_TASK INSTRUCTIONS_
Set down all of the entries word for word, omitting the images they contain.
— Start PROVIDED RECORDS —
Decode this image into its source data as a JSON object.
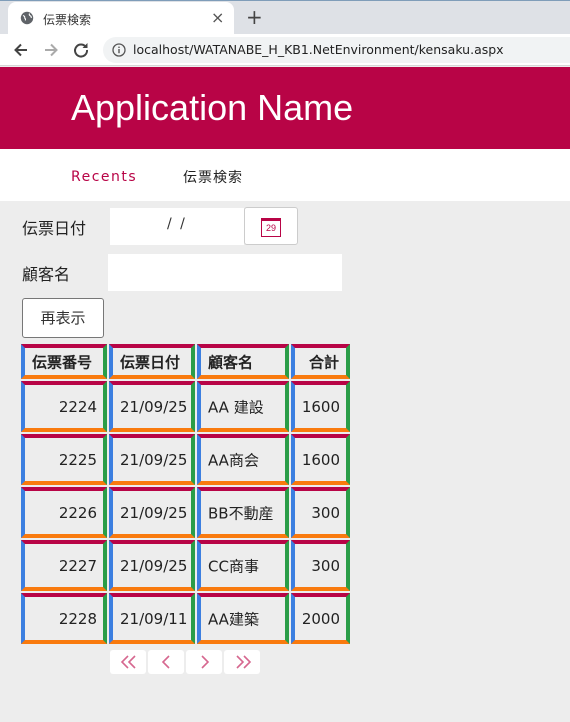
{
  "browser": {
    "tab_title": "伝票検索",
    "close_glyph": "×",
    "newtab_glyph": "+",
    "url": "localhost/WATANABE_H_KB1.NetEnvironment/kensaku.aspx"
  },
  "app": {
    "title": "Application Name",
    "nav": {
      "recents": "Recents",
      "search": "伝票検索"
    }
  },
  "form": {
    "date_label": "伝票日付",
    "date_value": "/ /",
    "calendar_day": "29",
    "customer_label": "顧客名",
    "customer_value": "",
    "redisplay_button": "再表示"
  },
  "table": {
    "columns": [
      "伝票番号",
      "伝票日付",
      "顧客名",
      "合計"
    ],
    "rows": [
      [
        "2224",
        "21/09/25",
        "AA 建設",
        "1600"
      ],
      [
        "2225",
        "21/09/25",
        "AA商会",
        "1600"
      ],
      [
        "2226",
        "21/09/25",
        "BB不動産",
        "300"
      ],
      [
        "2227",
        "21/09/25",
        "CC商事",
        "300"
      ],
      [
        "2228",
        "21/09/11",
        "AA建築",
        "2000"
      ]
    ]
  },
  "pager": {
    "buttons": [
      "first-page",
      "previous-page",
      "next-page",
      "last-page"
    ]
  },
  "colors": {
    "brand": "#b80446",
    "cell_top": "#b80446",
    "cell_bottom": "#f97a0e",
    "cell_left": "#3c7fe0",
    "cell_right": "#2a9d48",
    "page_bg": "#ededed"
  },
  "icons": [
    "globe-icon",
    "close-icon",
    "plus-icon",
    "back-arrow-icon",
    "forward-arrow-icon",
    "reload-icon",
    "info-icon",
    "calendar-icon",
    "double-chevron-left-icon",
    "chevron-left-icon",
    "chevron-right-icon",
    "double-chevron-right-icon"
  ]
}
— End PROVIDED RECORDS —
_RESULT_
Decode this image into its source data as a JSON object.
{
  "browser": {
    "tab_title": "伝票検索",
    "close_glyph": "×",
    "newtab_glyph": "+",
    "url": "localhost/WATANABE_H_KB1.NetEnvironment/kensaku.aspx"
  },
  "app": {
    "title": "Application Name",
    "nav": {
      "recents": "Recents",
      "search": "伝票検索"
    }
  },
  "form": {
    "date_label": "伝票日付",
    "date_value": "/ /",
    "calendar_day": "29",
    "customer_label": "顧客名",
    "customer_value": "",
    "redisplay_button": "再表示"
  },
  "table": {
    "columns": [
      "伝票番号",
      "伝票日付",
      "顧客名",
      "合計"
    ],
    "rows": [
      [
        "2224",
        "21/09/25",
        "AA 建設",
        "1600"
      ],
      [
        "2225",
        "21/09/25",
        "AA商会",
        "1600"
      ],
      [
        "2226",
        "21/09/25",
        "BB不動産",
        "300"
      ],
      [
        "2227",
        "21/09/25",
        "CC商事",
        "300"
      ],
      [
        "2228",
        "21/09/11",
        "AA建築",
        "2000"
      ]
    ]
  },
  "pager": {
    "buttons": [
      "first-page",
      "previous-page",
      "next-page",
      "last-page"
    ]
  },
  "colors": {
    "brand": "#b80446",
    "cell_top": "#b80446",
    "cell_bottom": "#f97a0e",
    "cell_left": "#3c7fe0",
    "cell_right": "#2a9d48",
    "page_bg": "#ededed"
  },
  "icons": [
    "globe-icon",
    "close-icon",
    "plus-icon",
    "back-arrow-icon",
    "forward-arrow-icon",
    "reload-icon",
    "info-icon",
    "calendar-icon",
    "double-chevron-left-icon",
    "chevron-left-icon",
    "chevron-right-icon",
    "double-chevron-right-icon"
  ]
}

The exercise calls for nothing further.